>>>

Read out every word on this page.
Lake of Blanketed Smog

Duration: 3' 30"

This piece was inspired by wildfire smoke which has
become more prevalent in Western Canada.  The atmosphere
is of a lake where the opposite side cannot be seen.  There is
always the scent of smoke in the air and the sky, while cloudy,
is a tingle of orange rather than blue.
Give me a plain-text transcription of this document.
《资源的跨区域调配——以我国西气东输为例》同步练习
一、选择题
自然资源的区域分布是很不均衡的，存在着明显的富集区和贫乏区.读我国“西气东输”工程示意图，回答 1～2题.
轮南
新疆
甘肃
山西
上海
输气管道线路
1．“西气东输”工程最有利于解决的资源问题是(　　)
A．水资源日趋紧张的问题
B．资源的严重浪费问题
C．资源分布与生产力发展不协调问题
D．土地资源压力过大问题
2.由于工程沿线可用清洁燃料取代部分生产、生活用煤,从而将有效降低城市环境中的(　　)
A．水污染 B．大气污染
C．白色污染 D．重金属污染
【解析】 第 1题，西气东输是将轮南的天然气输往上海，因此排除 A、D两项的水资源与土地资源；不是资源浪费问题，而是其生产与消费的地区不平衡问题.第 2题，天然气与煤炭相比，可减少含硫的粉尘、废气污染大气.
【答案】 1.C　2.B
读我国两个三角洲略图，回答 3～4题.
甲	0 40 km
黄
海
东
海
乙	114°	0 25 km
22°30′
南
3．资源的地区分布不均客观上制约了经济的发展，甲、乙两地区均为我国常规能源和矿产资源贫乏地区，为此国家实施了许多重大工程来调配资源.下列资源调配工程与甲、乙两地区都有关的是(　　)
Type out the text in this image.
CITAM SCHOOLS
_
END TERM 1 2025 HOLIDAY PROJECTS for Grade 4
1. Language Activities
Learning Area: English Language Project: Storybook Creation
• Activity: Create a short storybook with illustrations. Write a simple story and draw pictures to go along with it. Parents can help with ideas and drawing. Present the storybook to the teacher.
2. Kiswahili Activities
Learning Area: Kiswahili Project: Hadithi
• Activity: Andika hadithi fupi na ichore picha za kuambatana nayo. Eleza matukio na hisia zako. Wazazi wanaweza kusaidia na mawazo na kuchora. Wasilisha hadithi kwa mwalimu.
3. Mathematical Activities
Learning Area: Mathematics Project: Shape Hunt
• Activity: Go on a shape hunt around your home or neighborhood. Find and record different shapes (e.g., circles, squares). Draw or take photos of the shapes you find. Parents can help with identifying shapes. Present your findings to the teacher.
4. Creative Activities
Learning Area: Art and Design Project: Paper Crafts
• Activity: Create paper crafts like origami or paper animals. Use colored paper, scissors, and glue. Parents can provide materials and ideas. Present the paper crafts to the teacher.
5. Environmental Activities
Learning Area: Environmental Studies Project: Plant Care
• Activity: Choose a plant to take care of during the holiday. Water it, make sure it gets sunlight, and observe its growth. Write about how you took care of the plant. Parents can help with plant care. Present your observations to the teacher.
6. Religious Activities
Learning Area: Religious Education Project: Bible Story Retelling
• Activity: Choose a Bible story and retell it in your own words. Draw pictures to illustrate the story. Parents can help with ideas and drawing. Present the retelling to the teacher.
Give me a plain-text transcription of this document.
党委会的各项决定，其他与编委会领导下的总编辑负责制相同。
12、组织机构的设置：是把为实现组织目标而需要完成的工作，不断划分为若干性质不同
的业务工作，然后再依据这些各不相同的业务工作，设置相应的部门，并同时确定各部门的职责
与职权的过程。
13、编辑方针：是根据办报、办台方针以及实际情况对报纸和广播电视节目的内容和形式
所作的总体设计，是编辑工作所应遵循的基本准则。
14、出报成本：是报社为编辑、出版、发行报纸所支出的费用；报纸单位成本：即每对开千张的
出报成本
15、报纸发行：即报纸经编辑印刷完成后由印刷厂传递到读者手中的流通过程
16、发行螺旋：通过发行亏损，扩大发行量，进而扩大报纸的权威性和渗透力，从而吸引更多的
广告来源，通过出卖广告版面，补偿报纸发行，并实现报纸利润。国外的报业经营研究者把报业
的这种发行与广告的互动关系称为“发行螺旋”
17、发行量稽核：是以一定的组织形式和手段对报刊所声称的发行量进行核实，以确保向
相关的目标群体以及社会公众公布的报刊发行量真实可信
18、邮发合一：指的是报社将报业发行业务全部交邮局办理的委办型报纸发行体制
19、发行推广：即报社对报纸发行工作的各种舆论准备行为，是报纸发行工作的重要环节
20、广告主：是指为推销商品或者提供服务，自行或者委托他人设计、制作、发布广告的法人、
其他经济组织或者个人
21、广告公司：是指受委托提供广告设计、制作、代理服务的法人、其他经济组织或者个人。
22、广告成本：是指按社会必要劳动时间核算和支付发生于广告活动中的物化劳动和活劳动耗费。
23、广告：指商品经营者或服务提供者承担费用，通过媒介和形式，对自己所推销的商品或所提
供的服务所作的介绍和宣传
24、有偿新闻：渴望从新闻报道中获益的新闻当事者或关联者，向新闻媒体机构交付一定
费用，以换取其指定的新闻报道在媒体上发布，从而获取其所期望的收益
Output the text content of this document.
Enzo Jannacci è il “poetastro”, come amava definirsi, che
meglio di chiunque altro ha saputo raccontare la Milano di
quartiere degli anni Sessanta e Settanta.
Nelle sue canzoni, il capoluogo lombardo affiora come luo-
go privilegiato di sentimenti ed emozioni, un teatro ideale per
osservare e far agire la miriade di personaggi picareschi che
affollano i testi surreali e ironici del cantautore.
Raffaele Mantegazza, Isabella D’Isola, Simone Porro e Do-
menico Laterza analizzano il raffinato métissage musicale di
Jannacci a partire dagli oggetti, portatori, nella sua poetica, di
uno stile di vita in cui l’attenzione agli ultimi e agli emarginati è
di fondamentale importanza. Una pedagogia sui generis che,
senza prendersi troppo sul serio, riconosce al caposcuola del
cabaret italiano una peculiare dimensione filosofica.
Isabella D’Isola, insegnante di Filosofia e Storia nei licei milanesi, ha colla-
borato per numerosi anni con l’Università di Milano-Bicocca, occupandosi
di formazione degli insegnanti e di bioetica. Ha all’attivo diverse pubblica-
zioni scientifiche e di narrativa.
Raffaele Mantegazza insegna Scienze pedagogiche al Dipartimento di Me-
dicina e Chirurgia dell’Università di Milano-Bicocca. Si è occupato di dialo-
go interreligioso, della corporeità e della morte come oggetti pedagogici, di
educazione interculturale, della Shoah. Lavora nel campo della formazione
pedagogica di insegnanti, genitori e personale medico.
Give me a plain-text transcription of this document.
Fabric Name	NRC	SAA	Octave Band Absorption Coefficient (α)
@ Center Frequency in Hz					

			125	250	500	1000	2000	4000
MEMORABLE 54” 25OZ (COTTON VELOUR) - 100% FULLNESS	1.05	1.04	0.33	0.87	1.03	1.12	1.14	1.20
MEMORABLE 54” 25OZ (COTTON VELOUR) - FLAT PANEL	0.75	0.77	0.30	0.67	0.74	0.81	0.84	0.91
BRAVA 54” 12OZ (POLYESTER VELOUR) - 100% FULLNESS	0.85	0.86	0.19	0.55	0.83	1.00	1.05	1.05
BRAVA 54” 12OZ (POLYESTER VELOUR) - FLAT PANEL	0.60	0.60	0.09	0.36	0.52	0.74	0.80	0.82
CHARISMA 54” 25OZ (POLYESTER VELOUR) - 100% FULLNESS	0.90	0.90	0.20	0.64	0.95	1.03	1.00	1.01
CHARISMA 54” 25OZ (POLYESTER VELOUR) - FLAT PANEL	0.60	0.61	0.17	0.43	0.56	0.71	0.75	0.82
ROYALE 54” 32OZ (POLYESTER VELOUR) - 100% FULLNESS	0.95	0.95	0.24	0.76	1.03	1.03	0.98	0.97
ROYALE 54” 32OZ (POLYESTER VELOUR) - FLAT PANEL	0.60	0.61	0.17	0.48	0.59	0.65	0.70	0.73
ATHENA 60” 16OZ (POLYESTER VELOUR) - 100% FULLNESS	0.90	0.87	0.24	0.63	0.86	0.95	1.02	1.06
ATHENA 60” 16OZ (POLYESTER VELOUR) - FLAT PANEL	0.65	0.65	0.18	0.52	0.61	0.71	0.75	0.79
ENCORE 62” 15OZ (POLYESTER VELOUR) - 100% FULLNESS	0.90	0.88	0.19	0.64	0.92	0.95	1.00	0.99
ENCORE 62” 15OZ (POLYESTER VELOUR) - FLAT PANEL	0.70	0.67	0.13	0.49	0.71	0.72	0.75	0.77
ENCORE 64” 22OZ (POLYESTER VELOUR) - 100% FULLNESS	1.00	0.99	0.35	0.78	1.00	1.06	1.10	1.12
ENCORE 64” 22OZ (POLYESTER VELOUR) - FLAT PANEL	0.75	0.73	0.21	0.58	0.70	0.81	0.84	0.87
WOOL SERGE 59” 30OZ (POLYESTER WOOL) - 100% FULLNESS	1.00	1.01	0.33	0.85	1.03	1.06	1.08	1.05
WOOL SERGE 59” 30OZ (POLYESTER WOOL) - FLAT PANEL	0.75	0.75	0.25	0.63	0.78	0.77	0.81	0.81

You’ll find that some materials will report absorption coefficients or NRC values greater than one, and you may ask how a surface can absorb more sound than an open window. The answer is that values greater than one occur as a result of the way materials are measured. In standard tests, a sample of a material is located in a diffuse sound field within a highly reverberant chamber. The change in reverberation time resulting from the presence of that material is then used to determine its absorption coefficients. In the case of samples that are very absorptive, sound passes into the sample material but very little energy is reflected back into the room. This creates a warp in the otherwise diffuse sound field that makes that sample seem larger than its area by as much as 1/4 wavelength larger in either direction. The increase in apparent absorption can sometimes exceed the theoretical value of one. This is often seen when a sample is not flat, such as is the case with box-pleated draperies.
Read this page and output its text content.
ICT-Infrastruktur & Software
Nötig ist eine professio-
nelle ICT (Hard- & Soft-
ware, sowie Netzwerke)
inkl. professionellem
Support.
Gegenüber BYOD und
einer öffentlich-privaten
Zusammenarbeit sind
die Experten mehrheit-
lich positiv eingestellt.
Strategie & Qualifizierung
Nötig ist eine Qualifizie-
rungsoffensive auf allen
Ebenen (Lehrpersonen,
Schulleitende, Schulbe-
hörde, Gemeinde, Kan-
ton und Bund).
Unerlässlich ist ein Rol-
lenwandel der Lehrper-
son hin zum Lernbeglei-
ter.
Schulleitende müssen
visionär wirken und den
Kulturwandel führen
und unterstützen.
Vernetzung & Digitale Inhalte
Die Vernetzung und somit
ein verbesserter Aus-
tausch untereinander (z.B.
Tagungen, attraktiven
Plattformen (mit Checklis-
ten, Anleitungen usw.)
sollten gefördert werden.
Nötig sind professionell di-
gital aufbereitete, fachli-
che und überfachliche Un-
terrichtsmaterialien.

<<<

**Exercise prompt**: Output an exact copy of the lines beginning at the one that holds "Read this page and output its text content." and running through the final line of the records.

**Task answer**:
Read this page and output its text content.
ICT-Infrastruktur & Software
Nötig ist eine professio-
nelle ICT (Hard- & Soft-
ware, sowie Netzwerke)
inkl. professionellem
Support.
Gegenüber BYOD und
einer öffentlich-privaten
Zusammenarbeit sind
die Experten mehrheit-
lich positiv eingestellt.
Strategie & Qualifizierung
Nötig ist eine Qualifizie-
rungsoffensive auf allen
Ebenen (Lehrpersonen,
Schulleitende, Schulbe-
hörde, Gemeinde, Kan-
ton und Bund).
Unerlässlich ist ein Rol-
lenwandel der Lehrper-
son hin zum Lernbeglei-
ter.
Schulleitende müssen
visionär wirken und den
Kulturwandel führen
und unterstützen.
Vernetzung & Digitale Inhalte
Die Vernetzung und somit
ein verbesserter Aus-
tausch untereinander (z.B.
Tagungen, attraktiven
Plattformen (mit Checklis-
ten, Anleitungen usw.)
sollten gefördert werden.
Nötig sind professionell di-
gital aufbereitete, fachli-
che und überfachliche Un-
terrichtsmaterialien.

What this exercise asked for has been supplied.